▶ Written problem: Your task is to restate the data word for word.
== Material to process
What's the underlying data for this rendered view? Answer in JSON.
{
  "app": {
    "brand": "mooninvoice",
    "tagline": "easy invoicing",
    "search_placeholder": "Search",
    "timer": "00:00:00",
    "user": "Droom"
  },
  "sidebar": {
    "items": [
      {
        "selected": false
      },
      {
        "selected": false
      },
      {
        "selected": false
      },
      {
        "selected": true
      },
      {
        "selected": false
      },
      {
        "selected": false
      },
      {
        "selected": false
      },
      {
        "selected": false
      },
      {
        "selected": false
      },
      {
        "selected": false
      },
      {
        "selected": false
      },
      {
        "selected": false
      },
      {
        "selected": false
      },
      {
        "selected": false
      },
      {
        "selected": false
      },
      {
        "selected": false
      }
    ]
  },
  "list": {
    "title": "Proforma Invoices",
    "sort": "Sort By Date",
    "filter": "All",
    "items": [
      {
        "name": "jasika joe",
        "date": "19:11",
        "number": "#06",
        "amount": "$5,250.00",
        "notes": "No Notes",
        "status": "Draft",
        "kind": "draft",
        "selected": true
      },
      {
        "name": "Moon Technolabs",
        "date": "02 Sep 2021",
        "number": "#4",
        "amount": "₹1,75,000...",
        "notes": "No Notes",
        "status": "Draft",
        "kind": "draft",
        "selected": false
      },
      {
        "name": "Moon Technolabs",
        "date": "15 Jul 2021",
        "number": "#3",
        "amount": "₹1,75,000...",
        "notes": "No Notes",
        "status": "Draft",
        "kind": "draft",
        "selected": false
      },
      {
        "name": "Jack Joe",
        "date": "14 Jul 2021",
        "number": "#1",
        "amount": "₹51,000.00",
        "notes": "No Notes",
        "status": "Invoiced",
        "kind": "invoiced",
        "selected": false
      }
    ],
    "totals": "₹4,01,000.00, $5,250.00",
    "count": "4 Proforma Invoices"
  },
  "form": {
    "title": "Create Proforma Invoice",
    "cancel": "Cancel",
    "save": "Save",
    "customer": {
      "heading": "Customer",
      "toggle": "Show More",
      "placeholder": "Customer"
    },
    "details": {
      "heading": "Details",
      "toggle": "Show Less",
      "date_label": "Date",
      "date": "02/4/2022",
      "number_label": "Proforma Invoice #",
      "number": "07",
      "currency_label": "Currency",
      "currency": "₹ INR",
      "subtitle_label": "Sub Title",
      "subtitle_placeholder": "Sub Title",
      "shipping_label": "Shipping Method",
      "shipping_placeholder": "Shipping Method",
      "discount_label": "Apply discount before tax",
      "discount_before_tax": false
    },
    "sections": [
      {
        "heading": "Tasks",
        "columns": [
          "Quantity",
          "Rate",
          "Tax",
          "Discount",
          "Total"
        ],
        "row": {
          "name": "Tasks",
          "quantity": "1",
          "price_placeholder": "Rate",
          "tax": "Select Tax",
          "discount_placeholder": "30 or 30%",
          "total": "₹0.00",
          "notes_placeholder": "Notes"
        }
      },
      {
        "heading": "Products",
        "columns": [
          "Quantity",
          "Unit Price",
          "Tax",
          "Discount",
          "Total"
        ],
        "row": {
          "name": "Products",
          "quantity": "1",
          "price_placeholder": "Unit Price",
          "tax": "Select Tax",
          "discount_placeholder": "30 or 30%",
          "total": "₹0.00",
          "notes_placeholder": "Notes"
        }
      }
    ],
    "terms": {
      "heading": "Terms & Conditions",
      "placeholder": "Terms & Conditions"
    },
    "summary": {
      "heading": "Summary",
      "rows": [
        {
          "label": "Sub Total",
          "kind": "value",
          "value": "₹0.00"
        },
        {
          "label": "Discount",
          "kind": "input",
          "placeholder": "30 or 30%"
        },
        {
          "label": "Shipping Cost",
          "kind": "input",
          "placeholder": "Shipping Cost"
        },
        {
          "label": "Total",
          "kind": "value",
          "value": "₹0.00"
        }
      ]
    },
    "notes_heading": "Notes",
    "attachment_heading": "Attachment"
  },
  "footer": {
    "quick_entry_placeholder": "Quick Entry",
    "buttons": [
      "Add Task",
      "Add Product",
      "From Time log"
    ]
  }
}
====
▶ Response:
What's the underlying data for this rendered view? Answer in JSON.
{
  "app": {
    "brand": "mooninvoice",
    "tagline": "easy invoicing",
    "search_placeholder": "Search",
    "timer": "00:00:00",
    "user": "Droom"
  },
  "sidebar": {
    "items": [
      {
        "selected": false
      },
      {
        "selected": false
      },
      {
        "selected": false
      },
      {
        "selected": true
      },
      {
        "selected": false
      },
      {
        "selected": false
      },
      {
        "selected": false
      },
      {
        "selected": false
      },
      {
        "selected": false
      },
      {
        "selected": false
      },
      {
        "selected": false
      },
      {
        "selected": false
      },
      {
        "selected": false
      },
      {
        "selected": false
      },
      {
        "selected": false
      },
      {
        "selected": false
      }
    ]
  },
  "list": {
    "title": "Proforma Invoices",
    "sort": "Sort By Date",
    "filter": "All",
    "items": [
      {
        "name": "jasika joe",
        "date": "19:11",
        "number": "#06",
        "amount": "$5,250.00",
        "notes": "No Notes",
        "status": "Draft",
        "kind": "draft",
        "selected": true
      },
      {
        "name": "Moon Technolabs",
        "date": "02 Sep 2021",
        "number": "#4",
        "amount": "₹1,75,000...",
        "notes": "No Notes",
        "status": "Draft",
        "kind": "draft",
        "selected": false
      },
      {
        "name": "Moon Technolabs",
        "date": "15 Jul 2021",
        "number": "#3",
        "amount": "₹1,75,000...",
        "notes": "No Notes",
        "status": "Draft",
        "kind": "draft",
        "selected": false
      },
      {
        "name": "Jack Joe",
        "date": "14 Jul 2021",
        "number": "#1",
        "amount": "₹51,000.00",
        "notes": "No Notes",
        "status": "Invoiced",
        "kind": "invoiced",
        "selected": false
      }
    ],
    "totals": "₹4,01,000.00, $5,250.00",
    "count": "4 Proforma Invoices"
  },
  "form": {
    "title": "Create Proforma Invoice",
    "cancel": "Cancel",
    "save": "Save",
    "customer": {
      "heading": "Customer",
      "toggle": "Show More",
      "placeholder": "Customer"
    },
    "details": {
      "heading": "Details",
      "toggle": "Show Less",
      "date_label": "Date",
      "date": "02/4/2022",
      "number_label": "Proforma Invoice #",
      "number": "07",
      "currency_label": "Currency",
      "currency": "₹ INR",
      "subtitle_label": "Sub Title",
      "subtitle_placeholder": "Sub Title",
      "shipping_label": "Shipping Method",
      "shipping_placeholder": "Shipping Method",
      "discount_label": "Apply discount before tax",
      "discount_before_tax": false
    },
    "sections": [
      {
        "heading": "Tasks",
        "columns": [
          "Quantity",
          "Rate",
          "Tax",
          "Discount",
          "Total"
        ],
        "row": {
          "name": "Tasks",
          "quantity": "1",
          "price_placeholder": "Rate",
          "tax": "Select Tax",
          "discount_placeholder": "30 or 30%",
          "total": "₹0.00",
          "notes_placeholder": "Notes"
        }
      },
      {
        "heading": "Products",
        "columns": [
          "Quantity",
          "Unit Price",
          "Tax",
          "Discount",
          "Total"
        ],
        "row": {
          "name": "Products",
          "quantity": "1",
          "price_placeholder": "Unit Price",
          "tax": "Select Tax",
          "discount_placeholder": "30 or 30%",
          "total": "₹0.00",
          "notes_placeholder": "Notes"
        }
      }
    ],
    "terms": {
      "heading": "Terms & Conditions",
      "placeholder": "Terms & Conditions"
    },
    "summary": {
      "heading": "Summary",
      "rows": [
        {
          "label": "Sub Total",
          "kind": "value",
          "value": "₹0.00"
        },
        {
          "label": "Discount",
          "kind": "input",
          "placeholder": "30 or 30%"
        },
        {
          "label": "Shipping Cost",
          "kind": "input",
          "placeholder": "Shipping Cost"
        },
        {
          "label": "Total",
          "kind": "value",
          "value": "₹0.00"
        }
      ]
    },
    "notes_heading": "Notes",
    "attachment_heading": "Attachment"
  },
  "footer": {
    "quick_entry_placeholder": "Quick Entry",
    "buttons": [
      "Add Task",
      "Add Product",
      "From Time log"
    ]
  }
}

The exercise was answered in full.